● TASK DESCRIPTION: Repeat each line of the material below exactly as it appears, minus any pictures.

● RECORDS SHOWN:
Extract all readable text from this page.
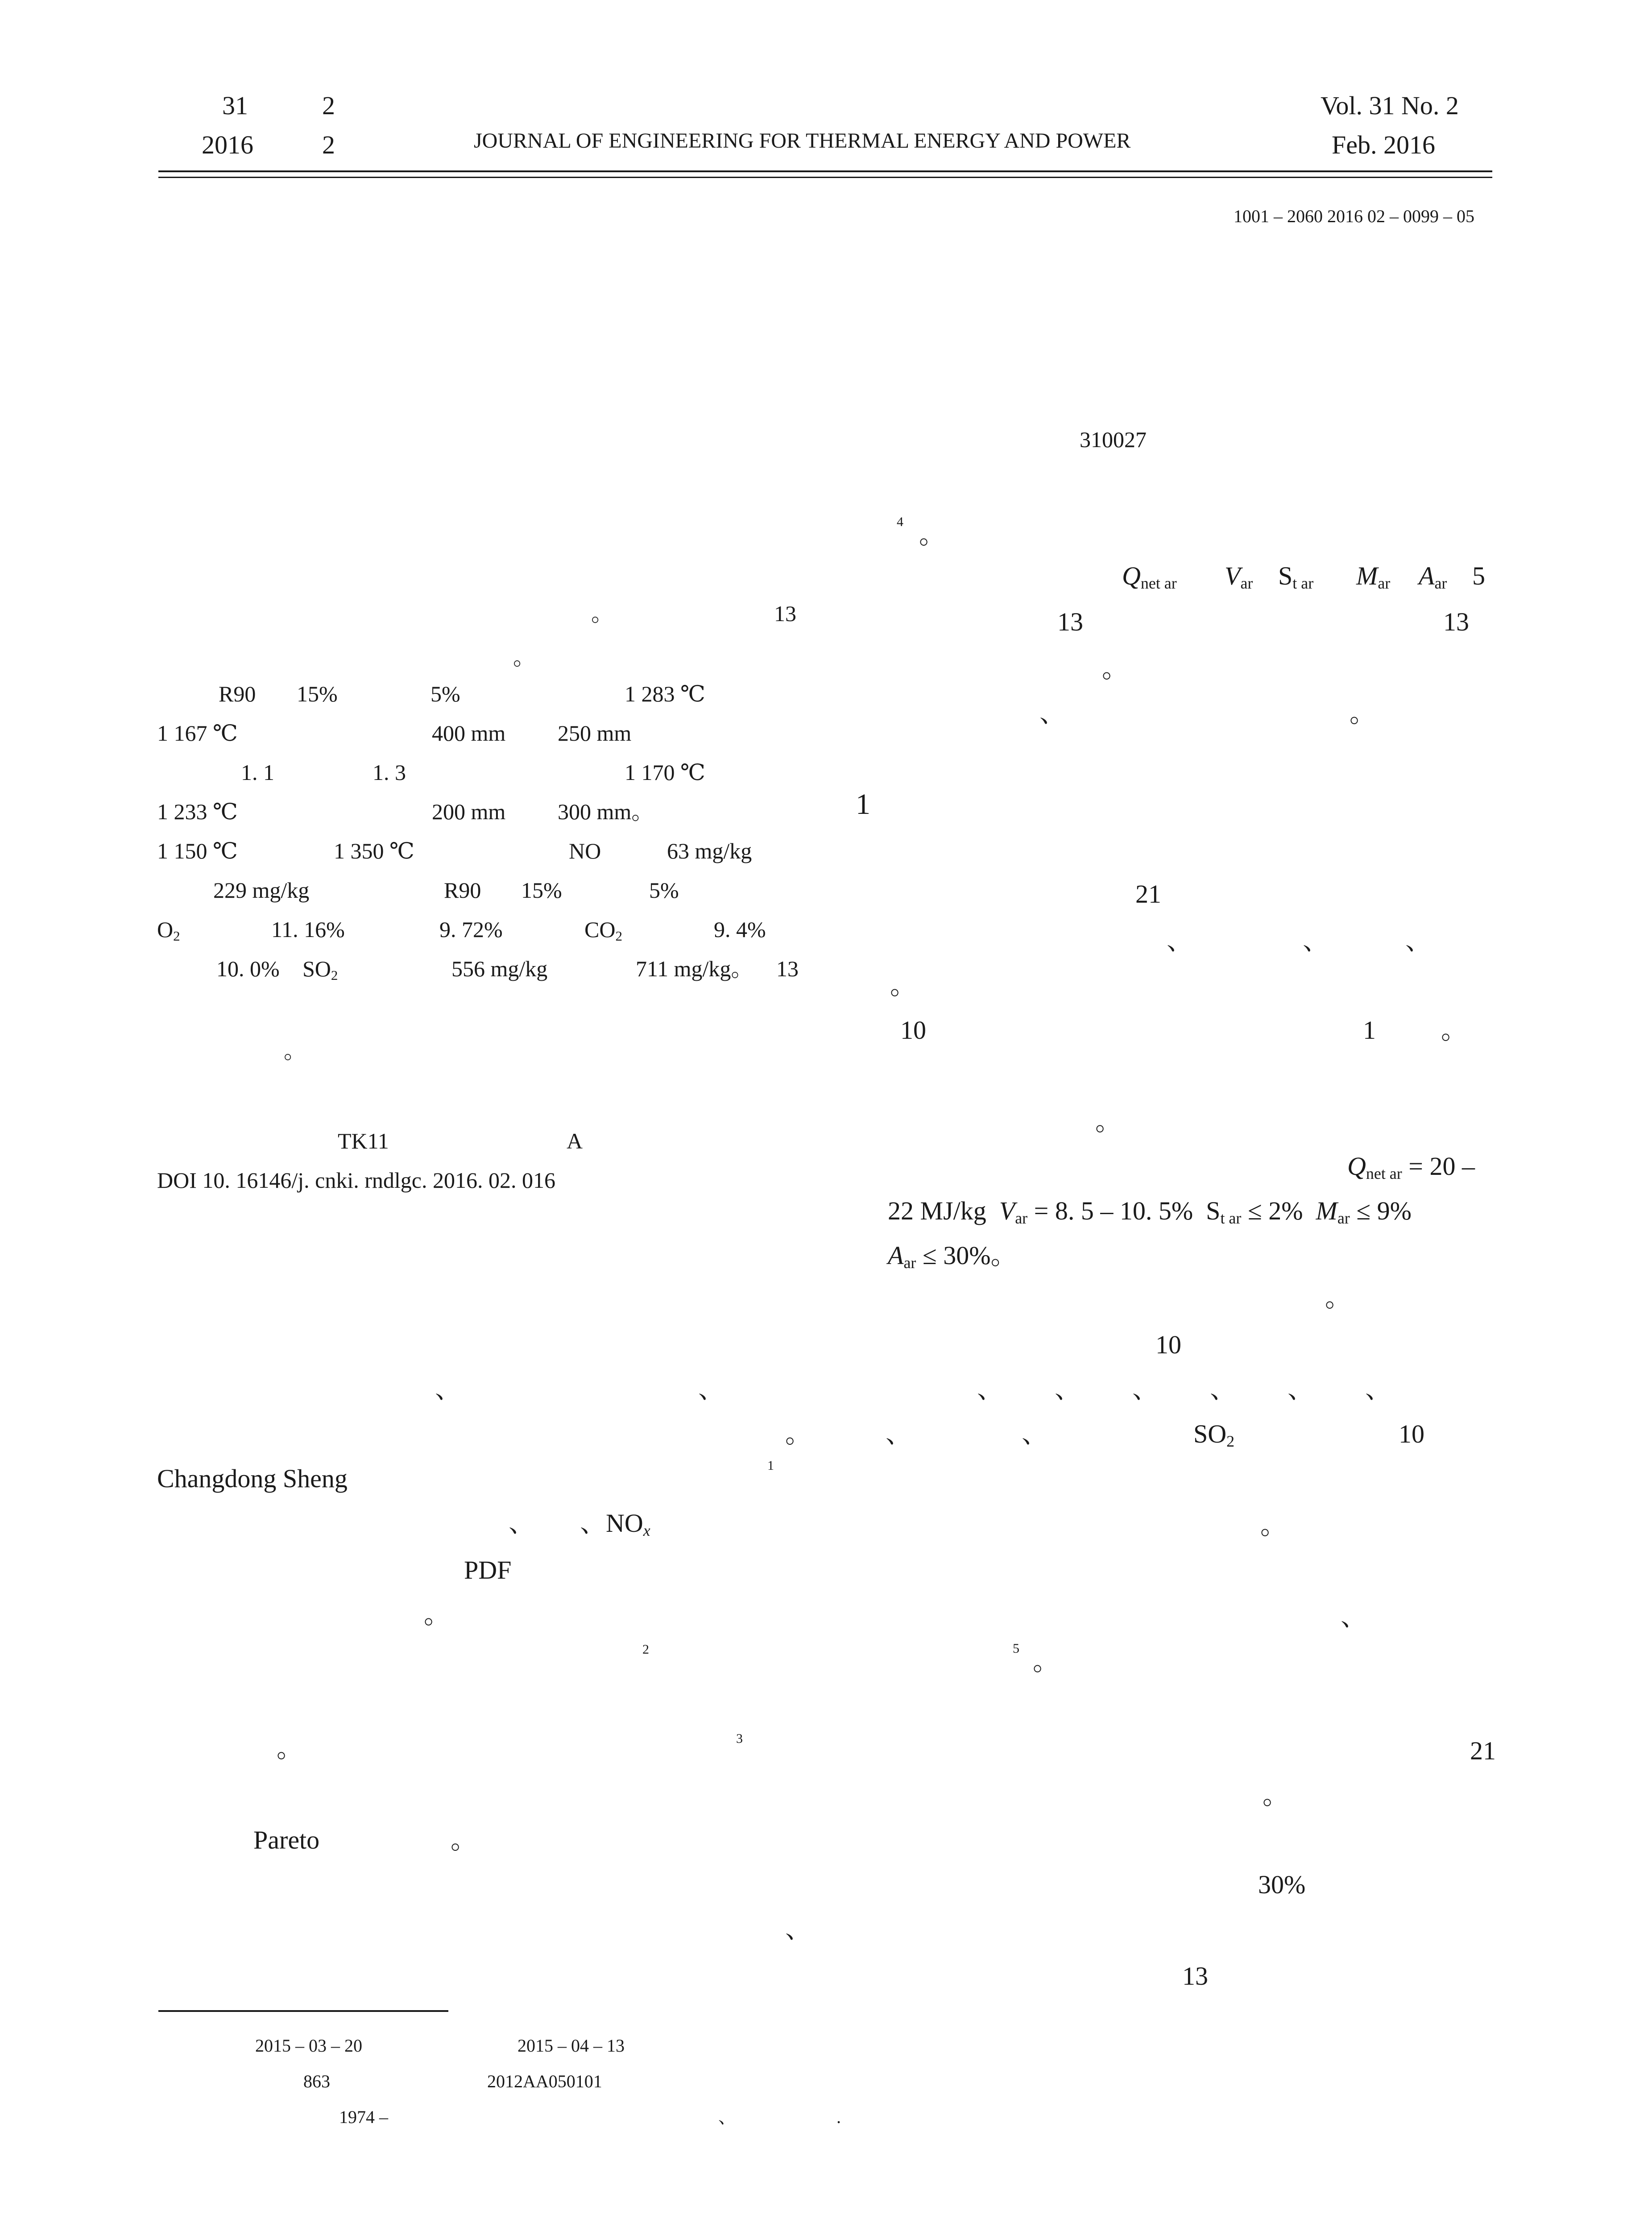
31	2
2016	2	JOURNAL OF ENGINEERING FOR THERMAL ENERGY AND POWER
Vol. 31 No. 2
Feb. 2016
1001 – 2060 2016 02 – 0099 – 05
310027
。	13
。
R90 15%	5%	1 283 ℃
1 167 ℃	400 mm 250 mm
1. 1	1. 3	1 170 ℃
1 233 ℃	200 mm 300 mm。
1 150 ℃	1 350 ℃	NO	63 mg/kg
229 mg/kg	R90 15%	5%
$O_2$	11. 16%	9. 72%	$CO_2$	9. 4%
10. 0% $SO_2$	556 mg/kg	711 mg/kg。 13
。
TK11	A
DOI 10. 16146/j. cnki. rndlgc. 2016. 02. 016
、	、
Changdong Sheng	1
、 、$NO_x$
PDF
。
2
。	3
Pareto	。
、
4 。
$Q_{net ar}$ $V_{ar}$ $S_{t ar}$ $M_{ar}$ $A_{ar}$ 5
13	13
。
、	。
1
21
、	、	、
。
10	1	。
。
$Q_{net ar} = 20$ –
22 MJ/kg $V_{ar} = 8$. 5 – 10. 5% $S_{t ar} \le 2\%$ $M_{ar} \le 9\%$
$A_{ar} \le 30\%$。
。
10
、        、        、        、        、        、
。	、	、	$SO_2$	10
。
、
5 。
21
。
30%
13
2015 – 03 – 20	2015 – 04 – 13
863	2012AA050101
1974 –	、	.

● ANSWER IN FULL:
Extract all readable text from this page.
31	2
2016	2	JOURNAL OF ENGINEERING FOR THERMAL ENERGY AND POWER
Vol. 31 No. 2
Feb. 2016
1001 – 2060 2016 02 – 0099 – 05
310027
。	13
。
R90 15%	5%	1 283 ℃
1 167 ℃	400 mm 250 mm
1. 1	1. 3	1 170 ℃
1 233 ℃	200 mm 300 mm。
1 150 ℃	1 350 ℃	NO	63 mg/kg
229 mg/kg	R90 15%	5%
$O_2$	11. 16%	9. 72%	$CO_2$	9. 4%
10. 0% $SO_2$	556 mg/kg	711 mg/kg。 13
。
TK11	A
DOI 10. 16146/j. cnki. rndlgc. 2016. 02. 016
、	、
Changdong Sheng	1
、 、$NO_x$
PDF
。
2
。	3
Pareto	。
、
4 。
$Q_{net ar}$ $V_{ar}$ $S_{t ar}$ $M_{ar}$ $A_{ar}$ 5
13	13
。
、	。
1
21
、	、	、
。
10	1	。
。
$Q_{net ar} = 20$ –
22 MJ/kg $V_{ar} = 8$. 5 – 10. 5% $S_{t ar} \le 2\%$ $M_{ar} \le 9\%$
$A_{ar} \le 30\%$。
。
10
、        、        、        、        、        、
。	、	、	$SO_2$	10
。
、
5 。
21
。
30%
13
2015 – 03 – 20	2015 – 04 – 13
863	2012AA050101
1974 –	、	.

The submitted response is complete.